> **Material**

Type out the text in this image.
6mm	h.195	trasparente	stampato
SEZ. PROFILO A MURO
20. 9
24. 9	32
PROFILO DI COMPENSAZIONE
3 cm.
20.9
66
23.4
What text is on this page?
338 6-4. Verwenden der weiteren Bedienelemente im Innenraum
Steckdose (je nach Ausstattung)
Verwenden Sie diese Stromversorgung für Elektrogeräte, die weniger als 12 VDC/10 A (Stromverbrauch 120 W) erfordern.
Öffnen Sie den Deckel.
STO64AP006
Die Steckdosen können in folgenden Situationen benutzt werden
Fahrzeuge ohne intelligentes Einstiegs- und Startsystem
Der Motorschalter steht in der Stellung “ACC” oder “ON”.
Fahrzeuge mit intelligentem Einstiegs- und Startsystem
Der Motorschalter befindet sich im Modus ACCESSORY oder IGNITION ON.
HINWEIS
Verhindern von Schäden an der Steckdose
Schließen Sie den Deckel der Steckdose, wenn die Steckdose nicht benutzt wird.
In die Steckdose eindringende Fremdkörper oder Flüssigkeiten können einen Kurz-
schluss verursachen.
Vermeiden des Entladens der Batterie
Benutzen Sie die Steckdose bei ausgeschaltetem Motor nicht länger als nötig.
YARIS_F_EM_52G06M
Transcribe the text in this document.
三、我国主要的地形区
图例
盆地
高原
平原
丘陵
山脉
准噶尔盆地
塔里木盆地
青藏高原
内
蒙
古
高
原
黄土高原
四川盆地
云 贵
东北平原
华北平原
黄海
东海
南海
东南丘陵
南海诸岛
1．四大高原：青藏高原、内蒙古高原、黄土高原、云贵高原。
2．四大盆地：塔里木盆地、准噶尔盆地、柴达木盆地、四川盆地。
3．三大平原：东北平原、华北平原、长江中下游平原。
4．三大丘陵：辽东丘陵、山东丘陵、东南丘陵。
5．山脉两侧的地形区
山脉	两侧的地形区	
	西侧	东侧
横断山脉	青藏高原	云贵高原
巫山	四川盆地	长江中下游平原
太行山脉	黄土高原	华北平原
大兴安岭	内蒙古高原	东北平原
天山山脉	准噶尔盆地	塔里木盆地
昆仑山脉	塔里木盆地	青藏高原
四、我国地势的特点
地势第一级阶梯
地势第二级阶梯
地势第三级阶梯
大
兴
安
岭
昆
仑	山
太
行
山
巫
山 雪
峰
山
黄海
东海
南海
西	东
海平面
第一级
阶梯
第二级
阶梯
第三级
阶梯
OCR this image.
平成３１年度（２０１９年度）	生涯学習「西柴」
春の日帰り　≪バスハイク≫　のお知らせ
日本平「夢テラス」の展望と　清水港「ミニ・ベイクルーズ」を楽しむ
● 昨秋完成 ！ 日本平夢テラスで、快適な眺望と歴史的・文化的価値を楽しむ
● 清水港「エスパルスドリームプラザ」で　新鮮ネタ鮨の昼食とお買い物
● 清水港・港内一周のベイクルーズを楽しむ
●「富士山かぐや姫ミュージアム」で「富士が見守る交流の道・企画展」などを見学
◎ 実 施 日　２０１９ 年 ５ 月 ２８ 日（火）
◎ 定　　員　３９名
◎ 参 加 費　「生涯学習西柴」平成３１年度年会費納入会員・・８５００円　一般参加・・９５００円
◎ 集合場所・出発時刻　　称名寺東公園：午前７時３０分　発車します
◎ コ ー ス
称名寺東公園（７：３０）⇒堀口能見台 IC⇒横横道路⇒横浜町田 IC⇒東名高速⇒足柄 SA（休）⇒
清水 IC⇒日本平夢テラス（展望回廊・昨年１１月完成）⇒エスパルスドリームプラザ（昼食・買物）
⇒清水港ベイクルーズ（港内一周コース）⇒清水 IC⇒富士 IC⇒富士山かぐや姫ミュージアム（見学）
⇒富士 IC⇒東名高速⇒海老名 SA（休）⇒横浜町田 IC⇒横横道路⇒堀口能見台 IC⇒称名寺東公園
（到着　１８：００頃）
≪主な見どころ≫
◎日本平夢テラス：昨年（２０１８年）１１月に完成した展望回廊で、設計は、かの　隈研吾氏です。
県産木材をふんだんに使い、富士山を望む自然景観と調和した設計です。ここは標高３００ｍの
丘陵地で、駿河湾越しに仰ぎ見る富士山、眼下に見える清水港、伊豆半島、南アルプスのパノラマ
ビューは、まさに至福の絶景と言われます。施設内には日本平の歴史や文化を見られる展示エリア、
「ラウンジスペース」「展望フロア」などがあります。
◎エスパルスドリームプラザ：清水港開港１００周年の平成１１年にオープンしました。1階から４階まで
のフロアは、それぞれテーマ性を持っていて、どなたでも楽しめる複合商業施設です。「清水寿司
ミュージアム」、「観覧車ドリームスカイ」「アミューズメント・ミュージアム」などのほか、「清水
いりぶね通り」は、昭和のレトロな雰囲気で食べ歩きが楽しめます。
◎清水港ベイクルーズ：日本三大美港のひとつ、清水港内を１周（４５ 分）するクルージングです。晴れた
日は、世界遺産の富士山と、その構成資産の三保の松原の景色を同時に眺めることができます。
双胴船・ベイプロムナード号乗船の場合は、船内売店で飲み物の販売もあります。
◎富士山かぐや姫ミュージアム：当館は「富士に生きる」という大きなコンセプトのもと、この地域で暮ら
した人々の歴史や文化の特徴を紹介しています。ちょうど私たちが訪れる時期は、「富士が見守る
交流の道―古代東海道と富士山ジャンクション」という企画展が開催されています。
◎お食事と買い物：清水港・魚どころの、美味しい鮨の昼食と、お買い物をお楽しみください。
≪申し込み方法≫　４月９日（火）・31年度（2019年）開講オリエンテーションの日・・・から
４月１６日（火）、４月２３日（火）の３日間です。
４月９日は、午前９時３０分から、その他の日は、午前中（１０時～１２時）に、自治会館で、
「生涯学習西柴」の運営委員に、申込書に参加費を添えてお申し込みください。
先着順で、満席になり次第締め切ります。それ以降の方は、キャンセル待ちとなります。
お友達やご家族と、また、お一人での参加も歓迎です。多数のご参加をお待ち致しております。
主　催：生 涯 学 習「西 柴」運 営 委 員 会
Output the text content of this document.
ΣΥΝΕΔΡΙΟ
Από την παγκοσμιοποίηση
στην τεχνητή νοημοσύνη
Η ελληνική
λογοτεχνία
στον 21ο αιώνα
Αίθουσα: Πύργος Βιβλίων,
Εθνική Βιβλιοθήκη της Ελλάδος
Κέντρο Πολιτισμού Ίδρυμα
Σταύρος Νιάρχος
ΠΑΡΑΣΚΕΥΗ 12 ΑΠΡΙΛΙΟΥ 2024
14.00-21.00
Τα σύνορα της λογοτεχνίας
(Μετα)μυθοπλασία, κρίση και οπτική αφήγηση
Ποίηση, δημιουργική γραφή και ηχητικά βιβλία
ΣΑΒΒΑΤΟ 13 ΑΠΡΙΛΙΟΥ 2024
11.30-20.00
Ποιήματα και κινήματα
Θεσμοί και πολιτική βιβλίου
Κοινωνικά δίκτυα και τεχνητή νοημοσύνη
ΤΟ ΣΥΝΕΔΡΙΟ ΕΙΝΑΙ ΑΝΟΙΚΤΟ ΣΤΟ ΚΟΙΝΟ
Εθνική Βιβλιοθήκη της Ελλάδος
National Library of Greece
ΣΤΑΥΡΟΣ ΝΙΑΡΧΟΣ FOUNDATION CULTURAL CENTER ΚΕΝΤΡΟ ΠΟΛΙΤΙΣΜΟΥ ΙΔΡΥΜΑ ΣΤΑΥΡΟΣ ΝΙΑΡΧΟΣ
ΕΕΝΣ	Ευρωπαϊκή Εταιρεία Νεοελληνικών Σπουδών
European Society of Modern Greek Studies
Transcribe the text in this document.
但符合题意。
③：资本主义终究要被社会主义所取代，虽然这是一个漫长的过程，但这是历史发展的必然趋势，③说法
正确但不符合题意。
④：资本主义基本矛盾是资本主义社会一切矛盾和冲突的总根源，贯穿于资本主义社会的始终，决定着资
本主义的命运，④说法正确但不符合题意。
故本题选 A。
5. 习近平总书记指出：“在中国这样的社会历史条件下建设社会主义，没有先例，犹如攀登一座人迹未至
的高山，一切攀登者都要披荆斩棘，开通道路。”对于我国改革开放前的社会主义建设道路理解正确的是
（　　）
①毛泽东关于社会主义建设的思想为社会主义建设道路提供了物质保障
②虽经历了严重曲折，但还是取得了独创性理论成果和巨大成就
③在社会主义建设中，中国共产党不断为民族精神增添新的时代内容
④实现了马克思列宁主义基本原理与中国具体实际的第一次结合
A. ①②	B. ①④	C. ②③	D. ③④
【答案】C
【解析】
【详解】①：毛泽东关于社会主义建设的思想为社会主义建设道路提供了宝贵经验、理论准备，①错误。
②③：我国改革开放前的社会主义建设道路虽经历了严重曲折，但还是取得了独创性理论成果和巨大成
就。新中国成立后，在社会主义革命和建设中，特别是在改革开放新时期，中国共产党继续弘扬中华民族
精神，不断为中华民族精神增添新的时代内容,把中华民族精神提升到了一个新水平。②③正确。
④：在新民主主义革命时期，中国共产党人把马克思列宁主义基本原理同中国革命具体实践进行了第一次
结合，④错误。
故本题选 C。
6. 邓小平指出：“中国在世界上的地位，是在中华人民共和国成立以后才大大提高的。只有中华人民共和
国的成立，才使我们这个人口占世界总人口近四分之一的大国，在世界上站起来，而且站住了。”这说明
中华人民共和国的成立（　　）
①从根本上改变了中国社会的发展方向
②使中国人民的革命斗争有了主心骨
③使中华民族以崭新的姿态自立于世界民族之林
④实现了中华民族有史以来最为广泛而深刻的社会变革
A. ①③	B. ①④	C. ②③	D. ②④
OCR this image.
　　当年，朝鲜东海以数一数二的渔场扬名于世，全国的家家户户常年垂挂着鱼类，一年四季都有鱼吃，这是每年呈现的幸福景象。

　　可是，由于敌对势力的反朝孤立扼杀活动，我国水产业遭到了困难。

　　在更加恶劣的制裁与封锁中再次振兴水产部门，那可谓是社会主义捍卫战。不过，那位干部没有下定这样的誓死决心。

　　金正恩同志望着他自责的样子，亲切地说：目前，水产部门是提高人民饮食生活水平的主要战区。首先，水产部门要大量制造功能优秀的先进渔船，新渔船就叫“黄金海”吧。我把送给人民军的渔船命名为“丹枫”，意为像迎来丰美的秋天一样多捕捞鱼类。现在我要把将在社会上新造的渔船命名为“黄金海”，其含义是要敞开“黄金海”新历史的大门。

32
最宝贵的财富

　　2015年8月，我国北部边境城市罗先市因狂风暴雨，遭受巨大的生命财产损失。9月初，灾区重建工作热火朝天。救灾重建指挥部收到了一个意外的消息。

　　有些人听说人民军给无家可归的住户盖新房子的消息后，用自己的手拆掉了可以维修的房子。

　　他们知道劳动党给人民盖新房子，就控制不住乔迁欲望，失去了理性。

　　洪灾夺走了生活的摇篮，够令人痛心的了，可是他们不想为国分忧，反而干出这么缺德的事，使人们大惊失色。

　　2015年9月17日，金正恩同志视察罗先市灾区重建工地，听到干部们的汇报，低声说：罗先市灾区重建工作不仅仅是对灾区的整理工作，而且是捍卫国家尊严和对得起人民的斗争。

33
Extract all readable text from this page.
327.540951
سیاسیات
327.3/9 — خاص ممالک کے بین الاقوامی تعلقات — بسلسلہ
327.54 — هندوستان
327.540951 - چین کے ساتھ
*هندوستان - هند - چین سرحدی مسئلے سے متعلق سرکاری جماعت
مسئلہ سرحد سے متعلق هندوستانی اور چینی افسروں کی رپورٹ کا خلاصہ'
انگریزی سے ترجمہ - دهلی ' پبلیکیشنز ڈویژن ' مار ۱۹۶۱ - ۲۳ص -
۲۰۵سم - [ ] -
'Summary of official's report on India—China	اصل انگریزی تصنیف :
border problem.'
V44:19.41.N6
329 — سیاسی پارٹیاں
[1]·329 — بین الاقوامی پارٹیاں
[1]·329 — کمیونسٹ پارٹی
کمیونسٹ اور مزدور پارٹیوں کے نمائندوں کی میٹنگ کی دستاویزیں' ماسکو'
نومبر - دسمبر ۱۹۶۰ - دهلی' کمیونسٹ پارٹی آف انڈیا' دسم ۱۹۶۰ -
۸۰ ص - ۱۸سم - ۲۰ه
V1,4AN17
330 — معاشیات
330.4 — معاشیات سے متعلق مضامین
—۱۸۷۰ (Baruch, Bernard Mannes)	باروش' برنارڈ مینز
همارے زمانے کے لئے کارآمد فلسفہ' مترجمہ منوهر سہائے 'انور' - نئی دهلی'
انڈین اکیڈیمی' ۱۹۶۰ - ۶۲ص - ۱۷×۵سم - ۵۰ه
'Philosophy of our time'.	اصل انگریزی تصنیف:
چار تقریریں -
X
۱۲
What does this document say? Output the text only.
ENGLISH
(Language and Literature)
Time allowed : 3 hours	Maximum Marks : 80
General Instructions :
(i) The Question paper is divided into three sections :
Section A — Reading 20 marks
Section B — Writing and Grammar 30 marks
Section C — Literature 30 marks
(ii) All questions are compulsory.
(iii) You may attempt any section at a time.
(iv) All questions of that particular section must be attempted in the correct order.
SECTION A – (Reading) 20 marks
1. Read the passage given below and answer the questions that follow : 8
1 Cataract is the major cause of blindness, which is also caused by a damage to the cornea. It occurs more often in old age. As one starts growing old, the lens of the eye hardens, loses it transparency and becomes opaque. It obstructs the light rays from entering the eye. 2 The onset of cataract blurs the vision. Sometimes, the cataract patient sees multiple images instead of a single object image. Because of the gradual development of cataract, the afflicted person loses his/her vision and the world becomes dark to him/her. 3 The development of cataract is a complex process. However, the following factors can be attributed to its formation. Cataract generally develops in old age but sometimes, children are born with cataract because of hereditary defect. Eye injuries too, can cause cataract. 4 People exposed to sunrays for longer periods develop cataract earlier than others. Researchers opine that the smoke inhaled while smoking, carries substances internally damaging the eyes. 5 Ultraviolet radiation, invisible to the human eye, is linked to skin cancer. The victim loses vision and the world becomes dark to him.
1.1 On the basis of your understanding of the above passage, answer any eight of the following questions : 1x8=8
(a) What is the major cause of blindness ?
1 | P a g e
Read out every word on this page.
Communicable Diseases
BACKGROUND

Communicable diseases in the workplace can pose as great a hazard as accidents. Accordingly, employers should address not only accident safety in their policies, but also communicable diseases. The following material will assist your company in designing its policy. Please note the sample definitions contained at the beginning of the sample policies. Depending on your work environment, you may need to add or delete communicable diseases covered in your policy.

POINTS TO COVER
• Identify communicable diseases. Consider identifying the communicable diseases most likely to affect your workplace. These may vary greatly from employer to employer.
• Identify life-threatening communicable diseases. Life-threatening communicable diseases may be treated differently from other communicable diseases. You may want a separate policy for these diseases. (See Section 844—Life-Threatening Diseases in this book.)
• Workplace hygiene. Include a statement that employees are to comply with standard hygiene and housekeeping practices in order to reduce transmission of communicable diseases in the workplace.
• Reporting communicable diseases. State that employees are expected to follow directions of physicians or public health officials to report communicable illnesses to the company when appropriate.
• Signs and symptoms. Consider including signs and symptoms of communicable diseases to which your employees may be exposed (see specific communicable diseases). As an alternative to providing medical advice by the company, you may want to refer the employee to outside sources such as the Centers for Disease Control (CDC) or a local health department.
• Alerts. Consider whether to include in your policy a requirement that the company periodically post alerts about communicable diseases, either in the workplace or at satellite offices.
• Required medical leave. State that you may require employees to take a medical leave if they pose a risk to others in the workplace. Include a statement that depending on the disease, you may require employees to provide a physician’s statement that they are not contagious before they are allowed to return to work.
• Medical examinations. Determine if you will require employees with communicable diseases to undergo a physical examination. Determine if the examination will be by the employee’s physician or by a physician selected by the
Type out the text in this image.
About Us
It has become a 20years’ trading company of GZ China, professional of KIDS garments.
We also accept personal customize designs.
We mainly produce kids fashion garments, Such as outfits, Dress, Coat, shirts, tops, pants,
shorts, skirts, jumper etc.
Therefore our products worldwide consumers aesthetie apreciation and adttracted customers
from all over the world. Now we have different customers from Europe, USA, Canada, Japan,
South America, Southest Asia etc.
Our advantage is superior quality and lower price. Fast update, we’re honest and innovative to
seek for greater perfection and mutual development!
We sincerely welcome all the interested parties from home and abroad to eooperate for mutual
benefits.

> **Exercise objective**
Return, from the data, each line that has the word "Literature" in it.

> **Exercise output**
(Language and Literature)
Section C — Literature 30 marks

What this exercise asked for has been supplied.